Work instructions: Search the records below for the word "name". Pull out each line that has it.

Rows from a figure dataset:
-- start --

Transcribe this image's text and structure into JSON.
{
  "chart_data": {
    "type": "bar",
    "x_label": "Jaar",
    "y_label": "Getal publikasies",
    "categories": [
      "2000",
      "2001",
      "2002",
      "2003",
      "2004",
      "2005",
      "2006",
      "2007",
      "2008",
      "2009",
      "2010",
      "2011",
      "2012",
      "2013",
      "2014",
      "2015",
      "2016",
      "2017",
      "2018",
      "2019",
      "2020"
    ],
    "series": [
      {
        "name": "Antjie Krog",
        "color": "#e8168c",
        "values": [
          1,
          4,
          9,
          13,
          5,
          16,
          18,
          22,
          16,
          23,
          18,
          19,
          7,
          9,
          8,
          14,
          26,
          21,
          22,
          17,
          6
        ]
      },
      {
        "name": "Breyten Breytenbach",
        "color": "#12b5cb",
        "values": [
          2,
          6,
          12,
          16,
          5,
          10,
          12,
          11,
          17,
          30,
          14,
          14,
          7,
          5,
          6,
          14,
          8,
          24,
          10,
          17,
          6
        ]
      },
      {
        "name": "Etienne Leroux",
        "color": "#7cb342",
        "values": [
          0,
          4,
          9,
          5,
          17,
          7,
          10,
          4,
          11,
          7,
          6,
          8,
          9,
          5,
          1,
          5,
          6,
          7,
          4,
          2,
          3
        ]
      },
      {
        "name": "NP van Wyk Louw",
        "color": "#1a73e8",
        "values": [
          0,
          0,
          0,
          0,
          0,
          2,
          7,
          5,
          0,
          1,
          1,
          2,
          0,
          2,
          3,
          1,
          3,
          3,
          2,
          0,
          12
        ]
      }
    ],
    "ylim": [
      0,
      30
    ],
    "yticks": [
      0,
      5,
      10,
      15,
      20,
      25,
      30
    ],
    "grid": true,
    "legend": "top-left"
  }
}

-- end --

Exercise solution:
        "name": "Antjie Krog",
        "name": "Breyten Breytenbach",
        "name": "Etienne Leroux",
        "name": "NP van Wyk Louw",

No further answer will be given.